Supplied records:

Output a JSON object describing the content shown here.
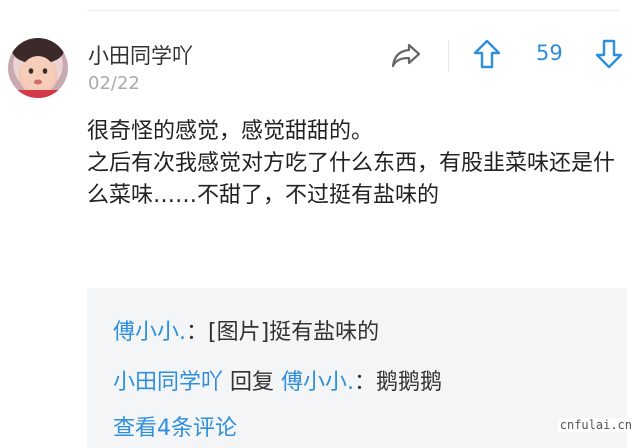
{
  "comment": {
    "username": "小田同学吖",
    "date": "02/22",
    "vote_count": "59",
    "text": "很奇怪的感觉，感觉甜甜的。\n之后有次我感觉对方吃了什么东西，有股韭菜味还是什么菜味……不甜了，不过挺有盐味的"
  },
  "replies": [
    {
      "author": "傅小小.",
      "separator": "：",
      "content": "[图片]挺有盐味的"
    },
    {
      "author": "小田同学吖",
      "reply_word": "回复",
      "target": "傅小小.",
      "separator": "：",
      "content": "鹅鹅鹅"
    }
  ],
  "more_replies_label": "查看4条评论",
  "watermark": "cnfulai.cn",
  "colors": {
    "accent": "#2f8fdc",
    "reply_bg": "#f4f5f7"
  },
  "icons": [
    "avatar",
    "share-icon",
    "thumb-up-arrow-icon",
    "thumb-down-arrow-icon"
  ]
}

--

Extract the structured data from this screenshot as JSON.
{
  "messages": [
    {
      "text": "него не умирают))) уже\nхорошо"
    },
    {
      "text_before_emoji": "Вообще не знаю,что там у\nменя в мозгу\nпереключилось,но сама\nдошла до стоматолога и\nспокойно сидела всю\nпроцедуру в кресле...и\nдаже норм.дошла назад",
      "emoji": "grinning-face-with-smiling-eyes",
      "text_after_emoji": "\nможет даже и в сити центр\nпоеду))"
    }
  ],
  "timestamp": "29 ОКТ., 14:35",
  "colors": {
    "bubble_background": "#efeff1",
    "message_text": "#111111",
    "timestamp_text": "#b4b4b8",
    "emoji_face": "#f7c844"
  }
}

==

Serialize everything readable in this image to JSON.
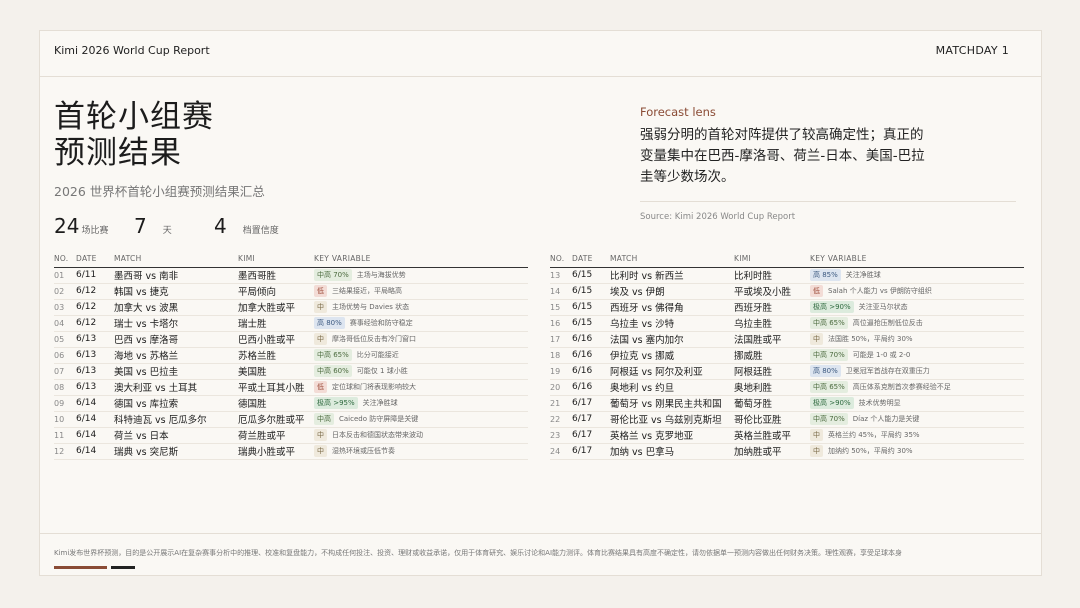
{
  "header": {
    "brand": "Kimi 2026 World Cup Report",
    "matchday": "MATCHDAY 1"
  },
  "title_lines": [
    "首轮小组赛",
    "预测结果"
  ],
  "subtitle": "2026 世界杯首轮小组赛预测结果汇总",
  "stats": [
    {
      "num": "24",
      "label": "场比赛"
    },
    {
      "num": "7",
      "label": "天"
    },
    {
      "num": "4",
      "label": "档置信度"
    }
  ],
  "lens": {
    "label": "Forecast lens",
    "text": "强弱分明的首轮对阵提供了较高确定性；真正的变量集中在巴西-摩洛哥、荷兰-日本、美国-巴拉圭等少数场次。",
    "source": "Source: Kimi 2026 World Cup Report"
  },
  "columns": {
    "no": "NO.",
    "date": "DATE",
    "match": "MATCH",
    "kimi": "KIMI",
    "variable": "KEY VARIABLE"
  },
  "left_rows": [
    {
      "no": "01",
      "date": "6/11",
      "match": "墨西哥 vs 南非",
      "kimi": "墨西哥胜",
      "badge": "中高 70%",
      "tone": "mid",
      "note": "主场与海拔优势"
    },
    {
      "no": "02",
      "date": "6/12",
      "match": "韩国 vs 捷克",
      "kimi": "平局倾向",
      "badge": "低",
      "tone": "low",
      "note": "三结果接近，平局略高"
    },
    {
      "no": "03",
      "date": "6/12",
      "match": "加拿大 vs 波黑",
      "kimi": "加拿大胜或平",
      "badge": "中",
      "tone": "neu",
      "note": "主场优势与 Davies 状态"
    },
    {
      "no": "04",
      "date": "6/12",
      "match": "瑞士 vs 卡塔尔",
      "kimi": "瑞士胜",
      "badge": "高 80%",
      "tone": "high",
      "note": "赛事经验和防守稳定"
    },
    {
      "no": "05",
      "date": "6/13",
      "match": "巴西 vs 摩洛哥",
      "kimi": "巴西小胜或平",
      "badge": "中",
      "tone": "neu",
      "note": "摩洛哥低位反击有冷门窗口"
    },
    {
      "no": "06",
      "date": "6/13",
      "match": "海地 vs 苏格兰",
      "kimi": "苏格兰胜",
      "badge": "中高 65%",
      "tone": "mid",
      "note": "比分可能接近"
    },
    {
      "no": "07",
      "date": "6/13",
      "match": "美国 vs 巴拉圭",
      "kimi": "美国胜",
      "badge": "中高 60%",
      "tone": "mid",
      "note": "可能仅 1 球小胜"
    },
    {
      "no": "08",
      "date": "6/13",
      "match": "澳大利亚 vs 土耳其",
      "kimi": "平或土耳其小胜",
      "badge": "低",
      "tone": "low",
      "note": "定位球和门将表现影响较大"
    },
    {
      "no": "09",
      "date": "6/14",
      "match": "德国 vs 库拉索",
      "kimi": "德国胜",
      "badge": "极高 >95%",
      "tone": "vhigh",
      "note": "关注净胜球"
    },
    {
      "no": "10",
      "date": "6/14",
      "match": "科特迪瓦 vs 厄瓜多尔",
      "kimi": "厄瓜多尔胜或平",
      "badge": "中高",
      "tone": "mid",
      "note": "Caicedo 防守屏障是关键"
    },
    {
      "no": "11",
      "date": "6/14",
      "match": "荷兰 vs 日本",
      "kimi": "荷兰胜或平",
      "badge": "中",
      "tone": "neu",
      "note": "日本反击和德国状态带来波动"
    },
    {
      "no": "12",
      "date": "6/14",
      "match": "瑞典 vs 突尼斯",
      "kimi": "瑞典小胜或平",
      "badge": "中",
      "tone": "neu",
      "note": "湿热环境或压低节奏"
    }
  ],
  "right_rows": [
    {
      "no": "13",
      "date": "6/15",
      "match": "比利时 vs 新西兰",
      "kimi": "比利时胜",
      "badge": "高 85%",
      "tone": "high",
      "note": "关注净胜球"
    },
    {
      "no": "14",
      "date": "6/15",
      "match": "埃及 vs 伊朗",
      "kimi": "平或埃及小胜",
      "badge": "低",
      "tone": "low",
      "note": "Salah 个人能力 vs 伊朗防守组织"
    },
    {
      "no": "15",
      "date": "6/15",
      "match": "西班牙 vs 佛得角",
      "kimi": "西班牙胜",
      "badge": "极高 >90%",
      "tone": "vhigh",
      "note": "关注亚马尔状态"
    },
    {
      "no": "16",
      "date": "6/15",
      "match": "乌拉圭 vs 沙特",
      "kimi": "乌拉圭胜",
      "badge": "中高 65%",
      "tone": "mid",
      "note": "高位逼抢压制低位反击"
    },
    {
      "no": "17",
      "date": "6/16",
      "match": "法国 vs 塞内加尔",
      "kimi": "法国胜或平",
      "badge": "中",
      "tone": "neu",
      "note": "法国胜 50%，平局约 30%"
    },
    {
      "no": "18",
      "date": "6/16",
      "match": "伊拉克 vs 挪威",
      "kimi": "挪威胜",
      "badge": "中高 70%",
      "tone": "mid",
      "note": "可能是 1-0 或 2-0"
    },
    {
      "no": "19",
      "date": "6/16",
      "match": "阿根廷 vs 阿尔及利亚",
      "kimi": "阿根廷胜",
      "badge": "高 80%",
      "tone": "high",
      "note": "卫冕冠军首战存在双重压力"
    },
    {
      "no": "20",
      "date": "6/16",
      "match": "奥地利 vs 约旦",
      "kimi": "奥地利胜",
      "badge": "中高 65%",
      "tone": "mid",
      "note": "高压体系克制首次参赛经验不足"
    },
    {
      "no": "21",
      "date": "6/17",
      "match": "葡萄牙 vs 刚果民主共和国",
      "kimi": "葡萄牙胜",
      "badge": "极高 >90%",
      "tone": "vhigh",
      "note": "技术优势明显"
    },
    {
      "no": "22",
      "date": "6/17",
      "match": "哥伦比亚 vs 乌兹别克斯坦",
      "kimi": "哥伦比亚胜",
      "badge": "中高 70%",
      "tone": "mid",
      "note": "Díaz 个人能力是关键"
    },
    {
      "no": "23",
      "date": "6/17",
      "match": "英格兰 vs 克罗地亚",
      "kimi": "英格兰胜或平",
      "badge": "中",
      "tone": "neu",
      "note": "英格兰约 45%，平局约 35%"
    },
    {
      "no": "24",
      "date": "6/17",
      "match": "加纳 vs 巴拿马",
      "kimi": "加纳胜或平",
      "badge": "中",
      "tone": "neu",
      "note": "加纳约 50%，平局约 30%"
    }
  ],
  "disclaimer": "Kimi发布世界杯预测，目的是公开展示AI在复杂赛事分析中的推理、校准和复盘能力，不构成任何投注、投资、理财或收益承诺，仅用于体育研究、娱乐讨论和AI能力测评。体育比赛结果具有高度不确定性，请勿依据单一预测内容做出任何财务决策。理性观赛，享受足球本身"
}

Work instructions: From the entries above, copy every line where the word "JSON" shows up.

Task result:
Output a JSON object describing the content shown here.
Extract the structured data from this screenshot as JSON.
Serialize everything readable in this image to JSON.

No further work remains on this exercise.